— BEGIN Data —

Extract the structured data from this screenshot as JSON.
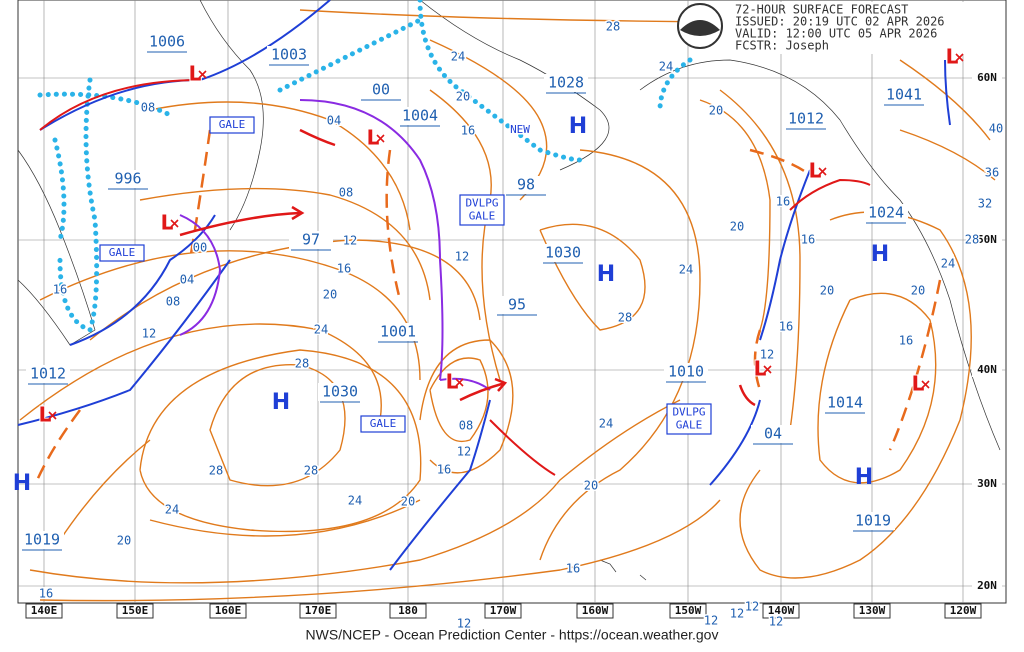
{
  "header": {
    "title": "72-HOUR SURFACE FORECAST",
    "issued": "ISSUED: 20:19 UTC 02 APR 2026",
    "valid": "VALID:  12:00 UTC 05 APR 2026",
    "forecaster": "FCSTR:  Joseph"
  },
  "footer": "NWS/NCEP - Ocean Prediction Center - https://ocean.weather.gov",
  "longitude_labels": [
    "140E",
    "150E",
    "160E",
    "170E",
    "180",
    "170W",
    "160W",
    "150W",
    "140W",
    "130W",
    "120W"
  ],
  "latitude_labels": [
    "60N",
    "50N",
    "40N",
    "30N",
    "20N"
  ],
  "pressure_labels": [
    "1006",
    "1003",
    "00",
    "1004",
    "1028",
    "996",
    "97",
    "98",
    "1030",
    "95",
    "1001",
    "1030",
    "1012",
    "1019",
    "1010",
    "1012",
    "1041",
    "1024",
    "1014",
    "1019",
    "04"
  ],
  "highs": [
    "H",
    "H",
    "H",
    "H",
    "H",
    "H"
  ],
  "lows": [
    "L",
    "L",
    "L",
    "L",
    "L",
    "L",
    "L",
    "L",
    "L"
  ],
  "isobar_labels": [
    "28",
    "24",
    "24",
    "20",
    "16",
    "08",
    "04",
    "08",
    "12",
    "16",
    "20",
    "24",
    "28",
    "20",
    "20",
    "16",
    "16",
    "24",
    "28",
    "12",
    "00",
    "04",
    "08",
    "12",
    "16",
    "16",
    "12",
    "20",
    "20",
    "16",
    "24",
    "28",
    "32",
    "36",
    "40",
    "08",
    "12",
    "16",
    "20",
    "24",
    "28",
    "28",
    "24",
    "20",
    "16",
    "20",
    "24",
    "16",
    "12",
    "12",
    "12",
    "12",
    "12"
  ],
  "warnings": [
    "GALE",
    "GALE",
    "GALE",
    "DVLPG GALE",
    "DVLPG GALE"
  ],
  "notes": [
    "NEW"
  ]
}
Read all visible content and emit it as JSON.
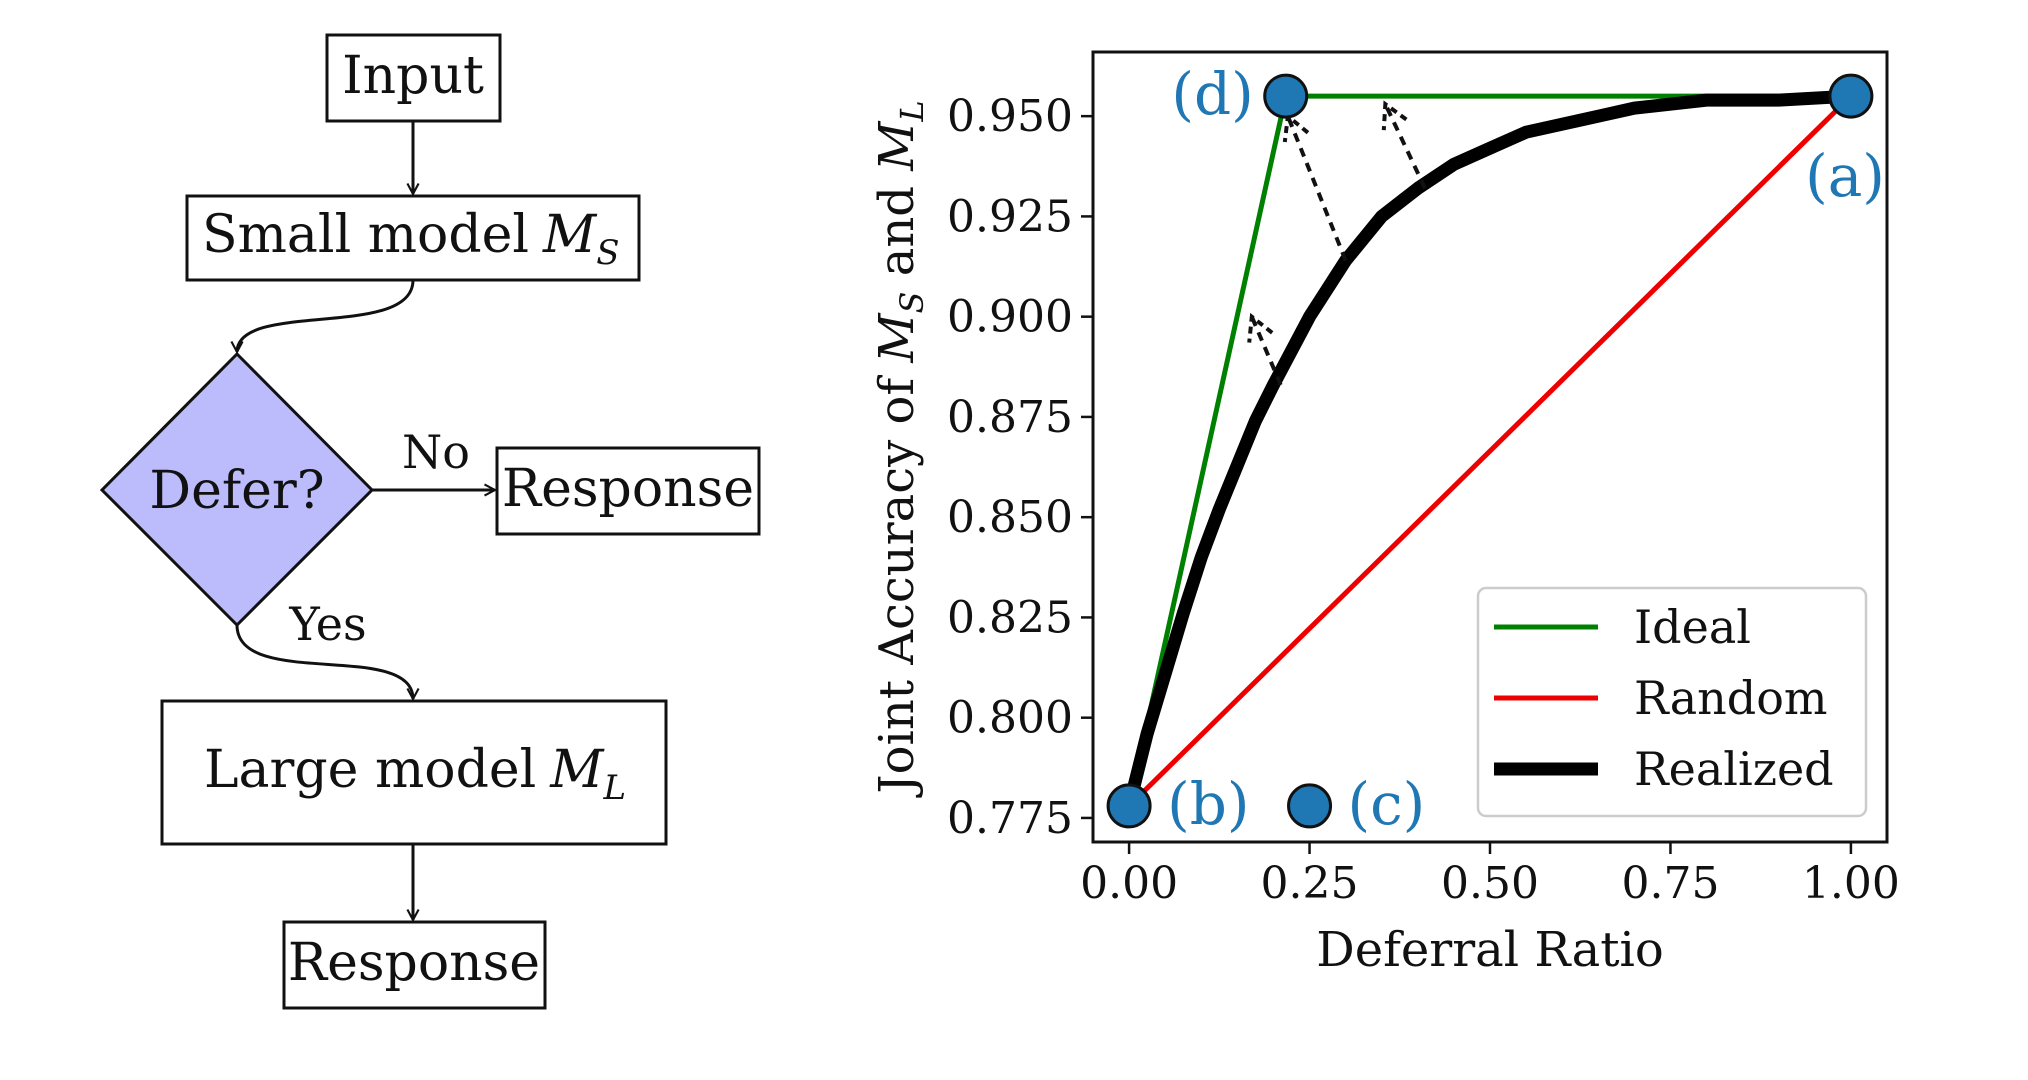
{
  "flowchart": {
    "nodes": {
      "input": "Input",
      "small_model": "Small model",
      "small_model_symbol": "M",
      "small_model_sub": "S",
      "decision": "Defer?",
      "response_no": "Response",
      "large_model": "Large model",
      "large_model_symbol": "M",
      "large_model_sub": "L",
      "response_final": "Response"
    },
    "edges": {
      "no_label": "No",
      "yes_label": "Yes"
    },
    "colors": {
      "decision_fill": "#bcbcfc"
    }
  },
  "chart_data": {
    "type": "line",
    "xlabel": "Deferral Ratio",
    "ylabel_prefix": "Joint Accuracy of ",
    "ylabel_m": "M",
    "ylabel_s": "S",
    "ylabel_and": " and ",
    "ylabel_l": "L",
    "xlim": [
      -0.05,
      1.05
    ],
    "ylim": [
      0.769,
      0.966
    ],
    "xticks": [
      0.0,
      0.25,
      0.5,
      0.75,
      1.0
    ],
    "xtick_labels": [
      "0.00",
      "0.25",
      "0.50",
      "0.75",
      "1.00"
    ],
    "yticks": [
      0.775,
      0.8,
      0.825,
      0.85,
      0.875,
      0.9,
      0.925,
      0.95
    ],
    "ytick_labels": [
      "0.775",
      "0.800",
      "0.825",
      "0.850",
      "0.875",
      "0.900",
      "0.925",
      "0.950"
    ],
    "grid": false,
    "legend_position": "lower-right",
    "series": [
      {
        "name": "Ideal",
        "color": "#008000",
        "x": [
          0.0,
          0.217,
          1.0
        ],
        "y": [
          0.778,
          0.955,
          0.955
        ]
      },
      {
        "name": "Random",
        "color": "#ee0000",
        "x": [
          0.0,
          1.0
        ],
        "y": [
          0.778,
          0.955
        ]
      },
      {
        "name": "Realized",
        "color": "#000000",
        "x": [
          0.0,
          0.025,
          0.05,
          0.075,
          0.1,
          0.125,
          0.15,
          0.175,
          0.2,
          0.25,
          0.3,
          0.35,
          0.4,
          0.45,
          0.5,
          0.55,
          0.6,
          0.65,
          0.7,
          0.75,
          0.8,
          0.9,
          1.0
        ],
        "y": [
          0.778,
          0.796,
          0.811,
          0.826,
          0.84,
          0.852,
          0.863,
          0.874,
          0.883,
          0.9,
          0.914,
          0.925,
          0.932,
          0.938,
          0.942,
          0.946,
          0.948,
          0.95,
          0.952,
          0.953,
          0.954,
          0.954,
          0.955
        ]
      }
    ],
    "points": [
      {
        "label": "(a)",
        "x": 1.0,
        "y": 0.955,
        "label_anchor": "below-right"
      },
      {
        "label": "(b)",
        "x": 0.0,
        "y": 0.778,
        "label_anchor": "right"
      },
      {
        "label": "(c)",
        "x": 0.25,
        "y": 0.778,
        "label_anchor": "right"
      },
      {
        "label": "(d)",
        "x": 0.217,
        "y": 0.955,
        "label_anchor": "left"
      }
    ],
    "point_color": "#1f77b4",
    "arrows": [
      {
        "from": [
          0.21,
          0.883
        ],
        "to": [
          0.17,
          0.9
        ]
      },
      {
        "from": [
          0.3,
          0.914
        ],
        "to": [
          0.22,
          0.95
        ]
      },
      {
        "from": [
          0.41,
          0.932
        ],
        "to": [
          0.355,
          0.953
        ]
      }
    ]
  }
}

— END Data —

_Requirement_: Give solely the number of lines in the data that contain the string "right".

_The answer_: 4